EXERCISE DESCRIPTION -
In your copy, leave out the pictures; write out all the data exactly.

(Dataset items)
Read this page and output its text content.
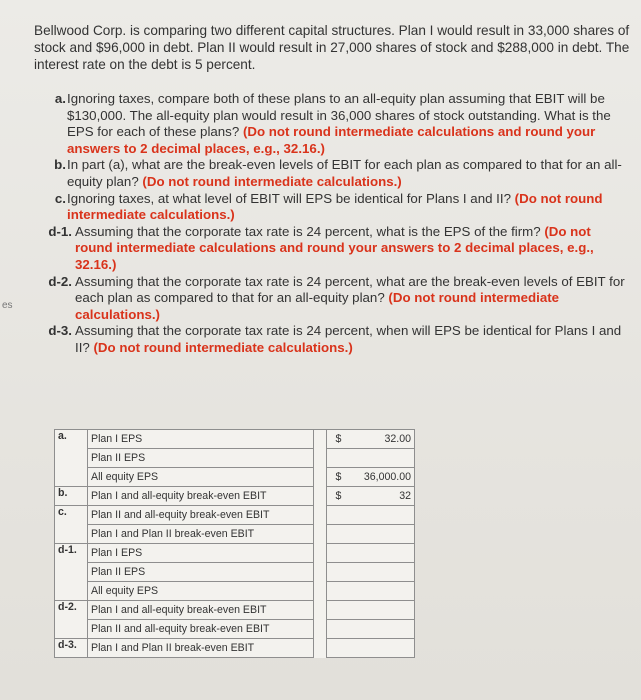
es

Bellwood Corp. is comparing two different capital structures. Plan I would result in 33,000 shares of stock and $96,000 in debt. Plan II would result in 27,000 shares of stock and $288,000 in debt. The interest rate on the debt is 5 percent.

a. Ignoring taxes, compare both of these plans to an all-equity plan assuming that EBIT will be $130,000. The all-equity plan would result in 36,000 shares of stock outstanding. What is the EPS for each of these plans? (Do not round intermediate calculations and round your answers to 2 decimal places, e.g., 32.16.)
b. In part (a), what are the break-even levels of EBIT for each plan as compared to that for an all-equity plan? (Do not round intermediate calculations.)
c. Ignoring taxes, at what level of EBIT will EPS be identical for Plans I and II? (Do not round intermediate calculations.)
d-1. Assuming that the corporate tax rate is 24 percent, what is the EPS of the firm? (Do not round intermediate calculations and round your answers to 2 decimal places, e.g., 32.16.)
d-2. Assuming that the corporate tax rate is 24 percent, what are the break-even levels of EBIT for each plan as compared to that for an all-equity plan? (Do not round intermediate calculations.)
d-3. Assuming that the corporate tax rate is 24 percent, when will EPS be identical for Plans I and II? (Do not round intermediate calculations.)
a.	Plan I EPS		$	32.00
	Plan II EPS			
	All equity EPS		$	36,000.00
b.	Plan I and all-equity break-even EBIT		$	32
c.	Plan II and all-equity break-even EBIT			
	Plan I and Plan II break-even EBIT			
d-1.	Plan I EPS			
	Plan II EPS			
	All equity EPS			
d-2.	Plan I and all-equity break-even EBIT			
	Plan II and all-equity break-even EBIT			
d-3.	Plan I and Plan II break-even EBIT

THE REPLY -
Read this page and output its text content.
es

Bellwood Corp. is comparing two different capital structures. Plan I would result in 33,000 shares of stock and $96,000 in debt. Plan II would result in 27,000 shares of stock and $288,000 in debt. The interest rate on the debt is 5 percent.

a. Ignoring taxes, compare both of these plans to an all-equity plan assuming that EBIT will be $130,000. The all-equity plan would result in 36,000 shares of stock outstanding. What is the EPS for each of these plans? (Do not round intermediate calculations and round your answers to 2 decimal places, e.g., 32.16.)
b. In part (a), what are the break-even levels of EBIT for each plan as compared to that for an all-equity plan? (Do not round intermediate calculations.)
c. Ignoring taxes, at what level of EBIT will EPS be identical for Plans I and II? (Do not round intermediate calculations.)
d-1. Assuming that the corporate tax rate is 24 percent, what is the EPS of the firm? (Do not round intermediate calculations and round your answers to 2 decimal places, e.g., 32.16.)
d-2. Assuming that the corporate tax rate is 24 percent, what are the break-even levels of EBIT for each plan as compared to that for an all-equity plan? (Do not round intermediate calculations.)
d-3. Assuming that the corporate tax rate is 24 percent, when will EPS be identical for Plans I and II? (Do not round intermediate calculations.)
a.	Plan I EPS		$	32.00
	Plan II EPS			
	All equity EPS		$	36,000.00
b.	Plan I and all-equity break-even EBIT		$	32
c.	Plan II and all-equity break-even EBIT			
	Plan I and Plan II break-even EBIT			
d-1.	Plan I EPS			
	Plan II EPS			
	All equity EPS			
d-2.	Plan I and all-equity break-even EBIT			
	Plan II and all-equity break-even EBIT			
d-3.	Plan I and Plan II break-even EBIT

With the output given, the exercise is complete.